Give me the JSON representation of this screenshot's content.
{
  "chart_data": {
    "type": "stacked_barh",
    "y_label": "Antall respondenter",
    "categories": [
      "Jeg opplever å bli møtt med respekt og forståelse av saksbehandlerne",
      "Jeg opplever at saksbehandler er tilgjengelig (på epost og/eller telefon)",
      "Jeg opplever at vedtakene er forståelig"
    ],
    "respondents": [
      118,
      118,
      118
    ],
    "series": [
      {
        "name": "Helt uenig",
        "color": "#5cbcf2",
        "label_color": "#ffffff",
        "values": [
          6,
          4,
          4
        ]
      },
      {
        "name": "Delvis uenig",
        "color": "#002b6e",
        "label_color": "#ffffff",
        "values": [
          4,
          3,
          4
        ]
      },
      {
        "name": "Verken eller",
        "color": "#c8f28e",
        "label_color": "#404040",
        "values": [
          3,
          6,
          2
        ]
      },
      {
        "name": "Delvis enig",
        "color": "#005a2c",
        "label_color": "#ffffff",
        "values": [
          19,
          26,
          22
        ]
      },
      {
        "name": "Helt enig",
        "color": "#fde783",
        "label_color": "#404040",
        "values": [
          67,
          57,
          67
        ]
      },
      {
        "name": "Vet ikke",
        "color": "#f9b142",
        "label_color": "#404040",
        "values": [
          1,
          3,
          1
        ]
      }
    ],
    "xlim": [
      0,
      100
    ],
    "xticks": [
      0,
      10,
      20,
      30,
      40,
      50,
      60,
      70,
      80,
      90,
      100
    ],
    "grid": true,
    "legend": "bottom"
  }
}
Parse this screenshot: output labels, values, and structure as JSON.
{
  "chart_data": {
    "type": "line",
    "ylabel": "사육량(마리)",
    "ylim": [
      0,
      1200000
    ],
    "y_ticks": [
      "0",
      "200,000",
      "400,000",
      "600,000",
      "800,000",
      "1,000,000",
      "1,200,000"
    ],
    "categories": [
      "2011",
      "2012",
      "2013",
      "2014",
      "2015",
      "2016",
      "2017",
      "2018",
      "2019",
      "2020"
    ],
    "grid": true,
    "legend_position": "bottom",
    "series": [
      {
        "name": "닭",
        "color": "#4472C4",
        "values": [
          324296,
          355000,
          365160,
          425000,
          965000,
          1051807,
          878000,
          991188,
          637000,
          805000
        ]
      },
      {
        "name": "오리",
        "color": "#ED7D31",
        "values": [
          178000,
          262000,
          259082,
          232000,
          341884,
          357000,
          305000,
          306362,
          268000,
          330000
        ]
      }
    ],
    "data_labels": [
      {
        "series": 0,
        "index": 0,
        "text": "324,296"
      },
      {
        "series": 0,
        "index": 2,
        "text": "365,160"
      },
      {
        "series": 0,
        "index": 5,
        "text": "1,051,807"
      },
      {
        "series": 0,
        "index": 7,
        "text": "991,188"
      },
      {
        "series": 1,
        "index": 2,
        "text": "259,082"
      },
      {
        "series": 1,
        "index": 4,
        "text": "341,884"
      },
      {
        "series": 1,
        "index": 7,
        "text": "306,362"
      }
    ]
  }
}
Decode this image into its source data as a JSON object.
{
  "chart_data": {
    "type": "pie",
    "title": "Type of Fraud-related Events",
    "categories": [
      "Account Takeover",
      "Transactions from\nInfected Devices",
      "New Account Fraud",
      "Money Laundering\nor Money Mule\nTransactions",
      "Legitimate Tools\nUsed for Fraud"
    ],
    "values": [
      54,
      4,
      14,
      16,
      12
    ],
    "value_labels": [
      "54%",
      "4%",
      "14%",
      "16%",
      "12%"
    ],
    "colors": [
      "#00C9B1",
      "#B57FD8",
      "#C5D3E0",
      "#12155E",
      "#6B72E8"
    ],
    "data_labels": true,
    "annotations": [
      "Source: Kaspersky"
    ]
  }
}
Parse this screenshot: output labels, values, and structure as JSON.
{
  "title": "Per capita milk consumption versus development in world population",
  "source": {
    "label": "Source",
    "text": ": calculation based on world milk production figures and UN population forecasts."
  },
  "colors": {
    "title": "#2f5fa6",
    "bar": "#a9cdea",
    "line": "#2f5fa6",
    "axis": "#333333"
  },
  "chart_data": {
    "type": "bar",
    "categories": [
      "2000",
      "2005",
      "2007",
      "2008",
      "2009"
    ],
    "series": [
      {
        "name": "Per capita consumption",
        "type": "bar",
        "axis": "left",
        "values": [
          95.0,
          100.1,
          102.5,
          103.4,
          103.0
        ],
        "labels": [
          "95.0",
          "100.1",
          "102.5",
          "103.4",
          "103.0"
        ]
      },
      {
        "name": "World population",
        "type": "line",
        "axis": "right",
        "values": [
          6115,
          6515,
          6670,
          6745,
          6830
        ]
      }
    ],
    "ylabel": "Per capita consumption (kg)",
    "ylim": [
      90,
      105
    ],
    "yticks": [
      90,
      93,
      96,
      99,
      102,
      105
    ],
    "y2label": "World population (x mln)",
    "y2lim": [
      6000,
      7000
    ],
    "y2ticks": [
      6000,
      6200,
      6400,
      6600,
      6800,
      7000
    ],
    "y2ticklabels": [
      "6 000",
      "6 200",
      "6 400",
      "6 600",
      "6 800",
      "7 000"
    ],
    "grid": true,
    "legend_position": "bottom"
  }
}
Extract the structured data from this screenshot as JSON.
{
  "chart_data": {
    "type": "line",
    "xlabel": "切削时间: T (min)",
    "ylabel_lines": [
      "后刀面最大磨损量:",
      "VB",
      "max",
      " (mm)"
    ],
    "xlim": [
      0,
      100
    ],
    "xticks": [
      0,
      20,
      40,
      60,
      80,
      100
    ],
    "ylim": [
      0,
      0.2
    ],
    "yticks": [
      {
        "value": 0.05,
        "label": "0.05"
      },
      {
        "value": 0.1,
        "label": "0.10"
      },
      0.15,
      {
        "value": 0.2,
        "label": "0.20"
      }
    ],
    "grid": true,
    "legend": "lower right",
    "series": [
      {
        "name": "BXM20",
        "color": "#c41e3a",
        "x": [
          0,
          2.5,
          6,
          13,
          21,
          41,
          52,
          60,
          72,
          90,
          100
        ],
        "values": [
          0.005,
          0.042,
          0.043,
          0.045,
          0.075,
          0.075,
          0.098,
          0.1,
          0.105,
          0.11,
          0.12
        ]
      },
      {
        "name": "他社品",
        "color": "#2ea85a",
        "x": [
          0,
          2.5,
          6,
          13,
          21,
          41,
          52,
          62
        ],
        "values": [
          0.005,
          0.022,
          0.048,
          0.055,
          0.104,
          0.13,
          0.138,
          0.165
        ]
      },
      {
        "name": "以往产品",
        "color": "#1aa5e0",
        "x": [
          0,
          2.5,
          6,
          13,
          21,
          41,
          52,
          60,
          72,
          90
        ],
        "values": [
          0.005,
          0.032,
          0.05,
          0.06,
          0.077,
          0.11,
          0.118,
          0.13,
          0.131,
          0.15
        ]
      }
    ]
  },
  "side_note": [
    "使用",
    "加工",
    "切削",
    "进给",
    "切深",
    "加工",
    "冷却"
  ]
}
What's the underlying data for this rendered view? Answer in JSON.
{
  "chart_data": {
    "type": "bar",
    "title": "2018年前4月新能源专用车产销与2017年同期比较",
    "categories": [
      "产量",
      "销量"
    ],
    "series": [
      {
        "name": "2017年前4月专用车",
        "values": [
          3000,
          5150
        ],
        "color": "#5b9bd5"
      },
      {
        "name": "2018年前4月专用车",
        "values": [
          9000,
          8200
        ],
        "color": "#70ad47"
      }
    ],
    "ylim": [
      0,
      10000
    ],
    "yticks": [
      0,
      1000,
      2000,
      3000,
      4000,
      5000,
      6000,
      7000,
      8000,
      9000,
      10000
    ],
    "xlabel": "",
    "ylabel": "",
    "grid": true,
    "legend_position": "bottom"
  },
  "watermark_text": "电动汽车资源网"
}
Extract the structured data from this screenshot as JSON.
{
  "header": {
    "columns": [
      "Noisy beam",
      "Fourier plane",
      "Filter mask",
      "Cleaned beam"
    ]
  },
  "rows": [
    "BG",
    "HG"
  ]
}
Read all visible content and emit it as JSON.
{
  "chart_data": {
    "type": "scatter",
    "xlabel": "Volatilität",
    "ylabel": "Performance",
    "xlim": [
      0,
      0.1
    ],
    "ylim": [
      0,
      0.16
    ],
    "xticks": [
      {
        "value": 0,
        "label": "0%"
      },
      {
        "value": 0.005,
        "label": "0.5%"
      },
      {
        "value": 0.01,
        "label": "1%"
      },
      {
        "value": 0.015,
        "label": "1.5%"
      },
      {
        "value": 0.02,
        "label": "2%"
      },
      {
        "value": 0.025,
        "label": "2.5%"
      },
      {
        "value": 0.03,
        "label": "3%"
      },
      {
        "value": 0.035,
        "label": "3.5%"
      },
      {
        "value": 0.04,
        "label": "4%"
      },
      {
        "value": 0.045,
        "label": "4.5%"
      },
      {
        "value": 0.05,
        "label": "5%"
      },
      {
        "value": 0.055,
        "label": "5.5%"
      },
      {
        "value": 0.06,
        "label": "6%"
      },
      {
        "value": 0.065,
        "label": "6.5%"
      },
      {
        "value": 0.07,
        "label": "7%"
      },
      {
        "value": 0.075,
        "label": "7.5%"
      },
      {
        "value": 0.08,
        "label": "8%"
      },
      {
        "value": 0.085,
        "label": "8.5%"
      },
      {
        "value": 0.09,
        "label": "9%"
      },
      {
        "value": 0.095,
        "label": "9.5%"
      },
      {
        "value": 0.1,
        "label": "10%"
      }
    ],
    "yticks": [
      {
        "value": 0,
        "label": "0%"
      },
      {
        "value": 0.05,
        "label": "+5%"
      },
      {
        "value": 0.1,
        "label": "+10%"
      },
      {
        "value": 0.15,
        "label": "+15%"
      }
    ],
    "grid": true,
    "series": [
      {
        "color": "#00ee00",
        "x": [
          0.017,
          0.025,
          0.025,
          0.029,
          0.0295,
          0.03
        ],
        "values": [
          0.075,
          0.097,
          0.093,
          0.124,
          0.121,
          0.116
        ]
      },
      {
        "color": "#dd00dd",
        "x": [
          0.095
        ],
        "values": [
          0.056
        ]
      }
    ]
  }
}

▶ [Task requirements]:
Each line holding "JSON" must be found and copied.

▶ [The output]:
Give me the JSON representation of this screenshot's content.
Parse this screenshot: output labels, values, and structure as JSON.
Decode this image into its source data as a JSON object.
Parse this screenshot: output labels, values, and structure as JSON.
Extract the structured data from this screenshot as JSON.
What's the underlying data for this rendered view? Answer in JSON.
Extract the structured data from this screenshot as JSON.
Read all visible content and emit it as JSON.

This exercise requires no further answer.